Working data ->
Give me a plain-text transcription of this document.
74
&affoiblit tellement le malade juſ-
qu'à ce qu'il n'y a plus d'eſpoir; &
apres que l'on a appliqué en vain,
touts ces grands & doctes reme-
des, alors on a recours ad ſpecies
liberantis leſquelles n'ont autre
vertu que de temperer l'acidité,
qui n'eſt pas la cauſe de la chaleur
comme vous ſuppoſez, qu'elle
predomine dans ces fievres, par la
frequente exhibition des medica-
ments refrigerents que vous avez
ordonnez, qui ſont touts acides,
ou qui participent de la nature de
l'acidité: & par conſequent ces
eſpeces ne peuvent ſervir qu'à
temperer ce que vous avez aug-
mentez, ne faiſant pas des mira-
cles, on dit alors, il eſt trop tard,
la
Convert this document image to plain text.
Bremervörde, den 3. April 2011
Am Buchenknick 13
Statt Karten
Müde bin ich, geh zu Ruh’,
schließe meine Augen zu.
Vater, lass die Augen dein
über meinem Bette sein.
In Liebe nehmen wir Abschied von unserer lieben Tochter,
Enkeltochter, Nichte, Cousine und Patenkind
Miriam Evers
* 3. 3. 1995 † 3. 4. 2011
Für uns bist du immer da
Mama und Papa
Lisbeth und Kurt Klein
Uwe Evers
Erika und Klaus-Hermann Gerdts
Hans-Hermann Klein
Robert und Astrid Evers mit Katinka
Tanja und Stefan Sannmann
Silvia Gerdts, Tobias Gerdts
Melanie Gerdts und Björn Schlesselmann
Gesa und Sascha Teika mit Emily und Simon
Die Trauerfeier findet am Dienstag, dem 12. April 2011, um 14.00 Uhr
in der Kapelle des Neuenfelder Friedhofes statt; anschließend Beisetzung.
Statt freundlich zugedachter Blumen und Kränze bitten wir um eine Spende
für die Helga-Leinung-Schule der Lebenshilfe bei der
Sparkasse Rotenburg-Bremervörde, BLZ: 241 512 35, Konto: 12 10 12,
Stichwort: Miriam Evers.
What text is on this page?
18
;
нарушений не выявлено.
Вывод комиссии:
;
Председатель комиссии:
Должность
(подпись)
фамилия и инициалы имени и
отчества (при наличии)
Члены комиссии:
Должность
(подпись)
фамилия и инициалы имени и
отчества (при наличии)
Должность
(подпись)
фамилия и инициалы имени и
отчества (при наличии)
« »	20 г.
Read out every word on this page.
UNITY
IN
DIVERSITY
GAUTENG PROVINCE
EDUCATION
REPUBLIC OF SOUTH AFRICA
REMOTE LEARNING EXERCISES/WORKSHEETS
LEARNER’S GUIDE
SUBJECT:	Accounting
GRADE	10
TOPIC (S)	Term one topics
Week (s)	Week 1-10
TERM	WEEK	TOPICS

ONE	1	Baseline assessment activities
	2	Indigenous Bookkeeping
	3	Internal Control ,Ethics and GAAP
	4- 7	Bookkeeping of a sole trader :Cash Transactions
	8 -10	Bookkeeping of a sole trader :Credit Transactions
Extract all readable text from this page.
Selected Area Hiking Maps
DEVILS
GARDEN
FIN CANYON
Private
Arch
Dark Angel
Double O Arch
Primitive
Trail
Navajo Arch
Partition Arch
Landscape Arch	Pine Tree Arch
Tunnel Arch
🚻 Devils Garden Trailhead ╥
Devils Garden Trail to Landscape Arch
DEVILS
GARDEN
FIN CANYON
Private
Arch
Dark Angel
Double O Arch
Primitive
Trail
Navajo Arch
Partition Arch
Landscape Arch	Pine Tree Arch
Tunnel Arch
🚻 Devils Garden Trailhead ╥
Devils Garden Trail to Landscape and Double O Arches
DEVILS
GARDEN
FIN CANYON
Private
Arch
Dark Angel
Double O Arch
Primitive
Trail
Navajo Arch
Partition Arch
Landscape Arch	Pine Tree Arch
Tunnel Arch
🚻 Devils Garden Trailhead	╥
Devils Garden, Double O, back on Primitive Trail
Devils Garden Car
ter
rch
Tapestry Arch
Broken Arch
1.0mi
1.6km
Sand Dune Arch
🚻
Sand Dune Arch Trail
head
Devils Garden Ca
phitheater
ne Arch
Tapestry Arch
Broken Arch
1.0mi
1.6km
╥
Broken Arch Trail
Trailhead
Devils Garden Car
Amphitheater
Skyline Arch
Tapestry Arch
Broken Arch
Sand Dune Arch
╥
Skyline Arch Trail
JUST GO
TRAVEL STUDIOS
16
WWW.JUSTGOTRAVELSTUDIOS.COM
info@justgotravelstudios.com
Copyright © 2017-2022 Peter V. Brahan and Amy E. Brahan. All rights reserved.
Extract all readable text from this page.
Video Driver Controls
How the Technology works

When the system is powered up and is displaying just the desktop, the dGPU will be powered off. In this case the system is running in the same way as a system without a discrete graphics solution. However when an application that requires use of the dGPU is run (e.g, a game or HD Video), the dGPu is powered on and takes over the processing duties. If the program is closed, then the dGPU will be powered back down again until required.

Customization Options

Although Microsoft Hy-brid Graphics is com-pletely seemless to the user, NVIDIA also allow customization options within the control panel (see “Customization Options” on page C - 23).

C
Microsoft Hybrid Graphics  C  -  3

Exercise brief -> Copy all the records above exactly, missing none.

The result ->
Give me a plain-text transcription of this document.
74
&affoiblit tellement le malade juſ-
qu'à ce qu'il n'y a plus d'eſpoir; &
apres que l'on a appliqué en vain,
touts ces grands & doctes reme-
des, alors on a recours ad ſpecies
liberantis leſquelles n'ont autre
vertu que de temperer l'acidité,
qui n'eſt pas la cauſe de la chaleur
comme vous ſuppoſez, qu'elle
predomine dans ces fievres, par la
frequente exhibition des medica-
ments refrigerents que vous avez
ordonnez, qui ſont touts acides,
ou qui participent de la nature de
l'acidité: & par conſequent ces
eſpeces ne peuvent ſervir qu'à
temperer ce que vous avez aug-
mentez, ne faiſant pas des mira-
cles, on dit alors, il eſt trop tard,
la
Convert this document image to plain text.
Bremervörde, den 3. April 2011
Am Buchenknick 13
Statt Karten
Müde bin ich, geh zu Ruh’,
schließe meine Augen zu.
Vater, lass die Augen dein
über meinem Bette sein.
In Liebe nehmen wir Abschied von unserer lieben Tochter,
Enkeltochter, Nichte, Cousine und Patenkind
Miriam Evers
* 3. 3. 1995 † 3. 4. 2011
Für uns bist du immer da
Mama und Papa
Lisbeth und Kurt Klein
Uwe Evers
Erika und Klaus-Hermann Gerdts
Hans-Hermann Klein
Robert und Astrid Evers mit Katinka
Tanja und Stefan Sannmann
Silvia Gerdts, Tobias Gerdts
Melanie Gerdts und Björn Schlesselmann
Gesa und Sascha Teika mit Emily und Simon
Die Trauerfeier findet am Dienstag, dem 12. April 2011, um 14.00 Uhr
in der Kapelle des Neuenfelder Friedhofes statt; anschließend Beisetzung.
Statt freundlich zugedachter Blumen und Kränze bitten wir um eine Spende
für die Helga-Leinung-Schule der Lebenshilfe bei der
Sparkasse Rotenburg-Bremervörde, BLZ: 241 512 35, Konto: 12 10 12,
Stichwort: Miriam Evers.
What text is on this page?
18
;
нарушений не выявлено.
Вывод комиссии:
;
Председатель комиссии:
Должность
(подпись)
фамилия и инициалы имени и
отчества (при наличии)
Члены комиссии:
Должность
(подпись)
фамилия и инициалы имени и
отчества (при наличии)
Должность
(подпись)
фамилия и инициалы имени и
отчества (при наличии)
« »	20 г.
Read out every word on this page.
UNITY
IN
DIVERSITY
GAUTENG PROVINCE
EDUCATION
REPUBLIC OF SOUTH AFRICA
REMOTE LEARNING EXERCISES/WORKSHEETS
LEARNER’S GUIDE
SUBJECT:	Accounting
GRADE	10
TOPIC (S)	Term one topics
Week (s)	Week 1-10
TERM	WEEK	TOPICS

ONE	1	Baseline assessment activities
	2	Indigenous Bookkeeping
	3	Internal Control ,Ethics and GAAP
	4- 7	Bookkeeping of a sole trader :Cash Transactions
	8 -10	Bookkeeping of a sole trader :Credit Transactions
Extract all readable text from this page.
Selected Area Hiking Maps
DEVILS
GARDEN
FIN CANYON
Private
Arch
Dark Angel
Double O Arch
Primitive
Trail
Navajo Arch
Partition Arch
Landscape Arch	Pine Tree Arch
Tunnel Arch
🚻 Devils Garden Trailhead ╥
Devils Garden Trail to Landscape Arch
DEVILS
GARDEN
FIN CANYON
Private
Arch
Dark Angel
Double O Arch
Primitive
Trail
Navajo Arch
Partition Arch
Landscape Arch	Pine Tree Arch
Tunnel Arch
🚻 Devils Garden Trailhead ╥
Devils Garden Trail to Landscape and Double O Arches
DEVILS
GARDEN
FIN CANYON
Private
Arch
Dark Angel
Double O Arch
Primitive
Trail
Navajo Arch
Partition Arch
Landscape Arch	Pine Tree Arch
Tunnel Arch
🚻 Devils Garden Trailhead	╥
Devils Garden, Double O, back on Primitive Trail
Devils Garden Car
ter
rch
Tapestry Arch
Broken Arch
1.0mi
1.6km
Sand Dune Arch
🚻
Sand Dune Arch Trail
head
Devils Garden Ca
phitheater
ne Arch
Tapestry Arch
Broken Arch
1.0mi
1.6km
╥
Broken Arch Trail
Trailhead
Devils Garden Car
Amphitheater
Skyline Arch
Tapestry Arch
Broken Arch
Sand Dune Arch
╥
Skyline Arch Trail
JUST GO
TRAVEL STUDIOS
16
WWW.JUSTGOTRAVELSTUDIOS.COM
info@justgotravelstudios.com
Copyright © 2017-2022 Peter V. Brahan and Amy E. Brahan. All rights reserved.
Extract all readable text from this page.
Video Driver Controls
How the Technology works

When the system is powered up and is displaying just the desktop, the dGPU will be powered off. In this case the system is running in the same way as a system without a discrete graphics solution. However when an application that requires use of the dGPU is run (e.g, a game or HD Video), the dGPu is powered on and takes over the processing duties. If the program is closed, then the dGPU will be powered back down again until required.

Customization Options

Although Microsoft Hy-brid Graphics is com-pletely seemless to the user, NVIDIA also allow customization options within the control panel (see “Customization Options” on page C - 23).

C
Microsoft Hybrid Graphics  C  -  3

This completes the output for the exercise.